─── Supplied information ───

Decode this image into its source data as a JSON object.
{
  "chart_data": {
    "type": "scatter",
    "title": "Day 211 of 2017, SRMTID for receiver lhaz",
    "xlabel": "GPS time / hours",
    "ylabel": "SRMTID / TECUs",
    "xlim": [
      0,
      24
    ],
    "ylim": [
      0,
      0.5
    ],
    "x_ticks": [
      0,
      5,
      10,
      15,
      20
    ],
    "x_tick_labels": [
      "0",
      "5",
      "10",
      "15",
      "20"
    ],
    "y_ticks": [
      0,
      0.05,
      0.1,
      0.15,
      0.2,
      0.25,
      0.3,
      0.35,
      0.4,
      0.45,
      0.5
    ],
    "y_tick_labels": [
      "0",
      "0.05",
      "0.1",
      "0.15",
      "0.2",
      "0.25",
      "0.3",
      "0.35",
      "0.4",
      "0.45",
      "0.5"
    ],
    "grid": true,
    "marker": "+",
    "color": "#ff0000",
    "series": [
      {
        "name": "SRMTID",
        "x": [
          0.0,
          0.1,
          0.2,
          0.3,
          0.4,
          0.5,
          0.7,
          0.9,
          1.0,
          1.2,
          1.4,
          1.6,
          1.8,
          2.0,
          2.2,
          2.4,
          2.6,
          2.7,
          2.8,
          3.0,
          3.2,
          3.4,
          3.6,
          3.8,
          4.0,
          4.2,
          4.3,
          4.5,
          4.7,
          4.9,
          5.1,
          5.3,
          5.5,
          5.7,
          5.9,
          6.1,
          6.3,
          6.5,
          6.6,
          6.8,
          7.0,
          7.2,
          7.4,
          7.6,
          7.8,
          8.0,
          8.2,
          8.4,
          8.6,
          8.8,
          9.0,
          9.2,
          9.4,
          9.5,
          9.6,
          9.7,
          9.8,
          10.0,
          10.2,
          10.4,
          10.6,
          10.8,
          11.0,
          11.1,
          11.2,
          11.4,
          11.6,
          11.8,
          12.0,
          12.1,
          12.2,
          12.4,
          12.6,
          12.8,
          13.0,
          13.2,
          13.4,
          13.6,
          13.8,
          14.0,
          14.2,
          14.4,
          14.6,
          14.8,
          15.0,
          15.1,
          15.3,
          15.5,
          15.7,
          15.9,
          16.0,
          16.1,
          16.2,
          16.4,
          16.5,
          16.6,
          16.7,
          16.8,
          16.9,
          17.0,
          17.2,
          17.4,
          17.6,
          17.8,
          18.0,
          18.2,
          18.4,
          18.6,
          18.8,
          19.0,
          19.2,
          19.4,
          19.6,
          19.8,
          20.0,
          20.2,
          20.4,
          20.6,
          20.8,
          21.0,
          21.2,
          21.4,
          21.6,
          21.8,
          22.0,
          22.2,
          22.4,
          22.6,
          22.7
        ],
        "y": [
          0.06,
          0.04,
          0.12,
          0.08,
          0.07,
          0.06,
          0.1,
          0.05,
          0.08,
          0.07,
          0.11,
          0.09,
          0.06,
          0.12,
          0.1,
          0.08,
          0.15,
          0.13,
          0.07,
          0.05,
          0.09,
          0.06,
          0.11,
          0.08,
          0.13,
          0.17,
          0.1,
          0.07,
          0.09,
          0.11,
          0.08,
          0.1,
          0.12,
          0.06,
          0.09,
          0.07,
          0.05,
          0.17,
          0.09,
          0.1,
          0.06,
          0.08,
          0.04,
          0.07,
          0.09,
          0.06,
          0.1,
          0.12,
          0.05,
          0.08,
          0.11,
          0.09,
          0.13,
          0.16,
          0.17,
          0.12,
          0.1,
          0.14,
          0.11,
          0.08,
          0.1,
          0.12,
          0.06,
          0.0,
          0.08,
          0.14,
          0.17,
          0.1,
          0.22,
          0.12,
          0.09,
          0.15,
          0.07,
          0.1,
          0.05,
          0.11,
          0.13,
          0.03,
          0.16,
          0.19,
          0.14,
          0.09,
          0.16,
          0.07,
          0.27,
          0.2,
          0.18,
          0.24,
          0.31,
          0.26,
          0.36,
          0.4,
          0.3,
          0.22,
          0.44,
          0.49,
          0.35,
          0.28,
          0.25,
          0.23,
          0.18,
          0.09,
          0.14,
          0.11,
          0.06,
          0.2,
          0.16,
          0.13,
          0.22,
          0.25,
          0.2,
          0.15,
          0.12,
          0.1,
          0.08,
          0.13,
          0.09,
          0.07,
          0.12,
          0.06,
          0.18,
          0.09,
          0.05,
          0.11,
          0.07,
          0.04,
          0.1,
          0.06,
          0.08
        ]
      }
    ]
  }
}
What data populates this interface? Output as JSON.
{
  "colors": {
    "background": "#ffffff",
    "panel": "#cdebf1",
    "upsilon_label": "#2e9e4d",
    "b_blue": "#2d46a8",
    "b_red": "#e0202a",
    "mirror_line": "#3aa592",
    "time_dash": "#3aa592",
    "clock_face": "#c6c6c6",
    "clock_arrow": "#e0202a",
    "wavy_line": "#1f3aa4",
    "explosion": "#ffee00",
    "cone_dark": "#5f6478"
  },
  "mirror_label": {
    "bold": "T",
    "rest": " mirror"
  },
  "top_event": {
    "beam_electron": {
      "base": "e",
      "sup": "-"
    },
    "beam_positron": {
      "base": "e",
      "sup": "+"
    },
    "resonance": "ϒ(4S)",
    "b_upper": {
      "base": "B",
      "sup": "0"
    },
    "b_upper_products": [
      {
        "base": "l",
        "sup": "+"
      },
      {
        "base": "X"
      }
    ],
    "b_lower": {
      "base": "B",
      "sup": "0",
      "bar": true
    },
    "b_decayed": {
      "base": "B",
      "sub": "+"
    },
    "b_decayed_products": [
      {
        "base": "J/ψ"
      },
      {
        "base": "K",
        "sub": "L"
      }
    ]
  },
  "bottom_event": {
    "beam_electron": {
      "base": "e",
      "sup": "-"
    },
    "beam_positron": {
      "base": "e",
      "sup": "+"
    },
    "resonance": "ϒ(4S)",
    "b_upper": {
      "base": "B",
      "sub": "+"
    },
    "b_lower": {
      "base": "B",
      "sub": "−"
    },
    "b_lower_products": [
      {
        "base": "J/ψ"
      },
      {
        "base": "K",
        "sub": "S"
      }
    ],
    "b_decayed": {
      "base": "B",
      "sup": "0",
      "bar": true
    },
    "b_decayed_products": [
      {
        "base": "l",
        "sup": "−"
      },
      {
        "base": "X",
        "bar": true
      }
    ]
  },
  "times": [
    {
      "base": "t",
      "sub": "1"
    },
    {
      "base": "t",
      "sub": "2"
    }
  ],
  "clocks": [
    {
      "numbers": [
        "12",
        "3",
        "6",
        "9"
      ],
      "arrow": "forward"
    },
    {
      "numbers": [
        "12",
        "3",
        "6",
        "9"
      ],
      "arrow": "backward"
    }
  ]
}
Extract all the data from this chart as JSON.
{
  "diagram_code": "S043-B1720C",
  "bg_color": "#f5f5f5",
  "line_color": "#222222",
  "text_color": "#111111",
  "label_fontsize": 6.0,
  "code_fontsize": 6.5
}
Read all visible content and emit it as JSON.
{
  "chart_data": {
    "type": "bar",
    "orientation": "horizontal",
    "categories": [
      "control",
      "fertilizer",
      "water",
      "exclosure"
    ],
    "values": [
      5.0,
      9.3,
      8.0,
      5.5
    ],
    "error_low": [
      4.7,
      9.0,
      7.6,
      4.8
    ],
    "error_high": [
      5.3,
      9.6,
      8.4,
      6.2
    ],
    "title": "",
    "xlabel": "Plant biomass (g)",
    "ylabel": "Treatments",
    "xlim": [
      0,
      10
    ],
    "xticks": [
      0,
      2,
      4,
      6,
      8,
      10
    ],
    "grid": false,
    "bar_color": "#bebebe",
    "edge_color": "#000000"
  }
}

───

**Request:**
Take the records above and return them exactly as written.

**Right answer:**
Decode this image into its source data as a JSON object.
{
  "chart_data": {
    "type": "scatter",
    "title": "Day 211 of 2017, SRMTID for receiver lhaz",
    "xlabel": "GPS time / hours",
    "ylabel": "SRMTID / TECUs",
    "xlim": [
      0,
      24
    ],
    "ylim": [
      0,
      0.5
    ],
    "x_ticks": [
      0,
      5,
      10,
      15,
      20
    ],
    "x_tick_labels": [
      "0",
      "5",
      "10",
      "15",
      "20"
    ],
    "y_ticks": [
      0,
      0.05,
      0.1,
      0.15,
      0.2,
      0.25,
      0.3,
      0.35,
      0.4,
      0.45,
      0.5
    ],
    "y_tick_labels": [
      "0",
      "0.05",
      "0.1",
      "0.15",
      "0.2",
      "0.25",
      "0.3",
      "0.35",
      "0.4",
      "0.45",
      "0.5"
    ],
    "grid": true,
    "marker": "+",
    "color": "#ff0000",
    "series": [
      {
        "name": "SRMTID",
        "x": [
          0.0,
          0.1,
          0.2,
          0.3,
          0.4,
          0.5,
          0.7,
          0.9,
          1.0,
          1.2,
          1.4,
          1.6,
          1.8,
          2.0,
          2.2,
          2.4,
          2.6,
          2.7,
          2.8,
          3.0,
          3.2,
          3.4,
          3.6,
          3.8,
          4.0,
          4.2,
          4.3,
          4.5,
          4.7,
          4.9,
          5.1,
          5.3,
          5.5,
          5.7,
          5.9,
          6.1,
          6.3,
          6.5,
          6.6,
          6.8,
          7.0,
          7.2,
          7.4,
          7.6,
          7.8,
          8.0,
          8.2,
          8.4,
          8.6,
          8.8,
          9.0,
          9.2,
          9.4,
          9.5,
          9.6,
          9.7,
          9.8,
          10.0,
          10.2,
          10.4,
          10.6,
          10.8,
          11.0,
          11.1,
          11.2,
          11.4,
          11.6,
          11.8,
          12.0,
          12.1,
          12.2,
          12.4,
          12.6,
          12.8,
          13.0,
          13.2,
          13.4,
          13.6,
          13.8,
          14.0,
          14.2,
          14.4,
          14.6,
          14.8,
          15.0,
          15.1,
          15.3,
          15.5,
          15.7,
          15.9,
          16.0,
          16.1,
          16.2,
          16.4,
          16.5,
          16.6,
          16.7,
          16.8,
          16.9,
          17.0,
          17.2,
          17.4,
          17.6,
          17.8,
          18.0,
          18.2,
          18.4,
          18.6,
          18.8,
          19.0,
          19.2,
          19.4,
          19.6,
          19.8,
          20.0,
          20.2,
          20.4,
          20.6,
          20.8,
          21.0,
          21.2,
          21.4,
          21.6,
          21.8,
          22.0,
          22.2,
          22.4,
          22.6,
          22.7
        ],
        "y": [
          0.06,
          0.04,
          0.12,
          0.08,
          0.07,
          0.06,
          0.1,
          0.05,
          0.08,
          0.07,
          0.11,
          0.09,
          0.06,
          0.12,
          0.1,
          0.08,
          0.15,
          0.13,
          0.07,
          0.05,
          0.09,
          0.06,
          0.11,
          0.08,
          0.13,
          0.17,
          0.1,
          0.07,
          0.09,
          0.11,
          0.08,
          0.1,
          0.12,
          0.06,
          0.09,
          0.07,
          0.05,
          0.17,
          0.09,
          0.1,
          0.06,
          0.08,
          0.04,
          0.07,
          0.09,
          0.06,
          0.1,
          0.12,
          0.05,
          0.08,
          0.11,
          0.09,
          0.13,
          0.16,
          0.17,
          0.12,
          0.1,
          0.14,
          0.11,
          0.08,
          0.1,
          0.12,
          0.06,
          0.0,
          0.08,
          0.14,
          0.17,
          0.1,
          0.22,
          0.12,
          0.09,
          0.15,
          0.07,
          0.1,
          0.05,
          0.11,
          0.13,
          0.03,
          0.16,
          0.19,
          0.14,
          0.09,
          0.16,
          0.07,
          0.27,
          0.2,
          0.18,
          0.24,
          0.31,
          0.26,
          0.36,
          0.4,
          0.3,
          0.22,
          0.44,
          0.49,
          0.35,
          0.28,
          0.25,
          0.23,
          0.18,
          0.09,
          0.14,
          0.11,
          0.06,
          0.2,
          0.16,
          0.13,
          0.22,
          0.25,
          0.2,
          0.15,
          0.12,
          0.1,
          0.08,
          0.13,
          0.09,
          0.07,
          0.12,
          0.06,
          0.18,
          0.09,
          0.05,
          0.11,
          0.07,
          0.04,
          0.1,
          0.06,
          0.08
        ]
      }
    ]
  }
}
What data populates this interface? Output as JSON.
{
  "colors": {
    "background": "#ffffff",
    "panel": "#cdebf1",
    "upsilon_label": "#2e9e4d",
    "b_blue": "#2d46a8",
    "b_red": "#e0202a",
    "mirror_line": "#3aa592",
    "time_dash": "#3aa592",
    "clock_face": "#c6c6c6",
    "clock_arrow": "#e0202a",
    "wavy_line": "#1f3aa4",
    "explosion": "#ffee00",
    "cone_dark": "#5f6478"
  },
  "mirror_label": {
    "bold": "T",
    "rest": " mirror"
  },
  "top_event": {
    "beam_electron": {
      "base": "e",
      "sup": "-"
    },
    "beam_positron": {
      "base": "e",
      "sup": "+"
    },
    "resonance": "ϒ(4S)",
    "b_upper": {
      "base": "B",
      "sup": "0"
    },
    "b_upper_products": [
      {
        "base": "l",
        "sup": "+"
      },
      {
        "base": "X"
      }
    ],
    "b_lower": {
      "base": "B",
      "sup": "0",
      "bar": true
    },
    "b_decayed": {
      "base": "B",
      "sub": "+"
    },
    "b_decayed_products": [
      {
        "base": "J/ψ"
      },
      {
        "base": "K",
        "sub": "L"
      }
    ]
  },
  "bottom_event": {
    "beam_electron": {
      "base": "e",
      "sup": "-"
    },
    "beam_positron": {
      "base": "e",
      "sup": "+"
    },
    "resonance": "ϒ(4S)",
    "b_upper": {
      "base": "B",
      "sub": "+"
    },
    "b_lower": {
      "base": "B",
      "sub": "−"
    },
    "b_lower_products": [
      {
        "base": "J/ψ"
      },
      {
        "base": "K",
        "sub": "S"
      }
    ],
    "b_decayed": {
      "base": "B",
      "sup": "0",
      "bar": true
    },
    "b_decayed_products": [
      {
        "base": "l",
        "sup": "−"
      },
      {
        "base": "X",
        "bar": true
      }
    ]
  },
  "times": [
    {
      "base": "t",
      "sub": "1"
    },
    {
      "base": "t",
      "sub": "2"
    }
  ],
  "clocks": [
    {
      "numbers": [
        "12",
        "3",
        "6",
        "9"
      ],
      "arrow": "forward"
    },
    {
      "numbers": [
        "12",
        "3",
        "6",
        "9"
      ],
      "arrow": "backward"
    }
  ]
}
Extract all the data from this chart as JSON.
{
  "diagram_code": "S043-B1720C",
  "bg_color": "#f5f5f5",
  "line_color": "#222222",
  "text_color": "#111111",
  "label_fontsize": 6.0,
  "code_fontsize": 6.5
}
Read all visible content and emit it as JSON.
{
  "chart_data": {
    "type": "bar",
    "orientation": "horizontal",
    "categories": [
      "control",
      "fertilizer",
      "water",
      "exclosure"
    ],
    "values": [
      5.0,
      9.3,
      8.0,
      5.5
    ],
    "error_low": [
      4.7,
      9.0,
      7.6,
      4.8
    ],
    "error_high": [
      5.3,
      9.6,
      8.4,
      6.2
    ],
    "title": "",
    "xlabel": "Plant biomass (g)",
    "ylabel": "Treatments",
    "xlim": [
      0,
      10
    ],
    "xticks": [
      0,
      2,
      4,
      6,
      8,
      10
    ],
    "grid": false,
    "bar_color": "#bebebe",
    "edge_color": "#000000"
  }
}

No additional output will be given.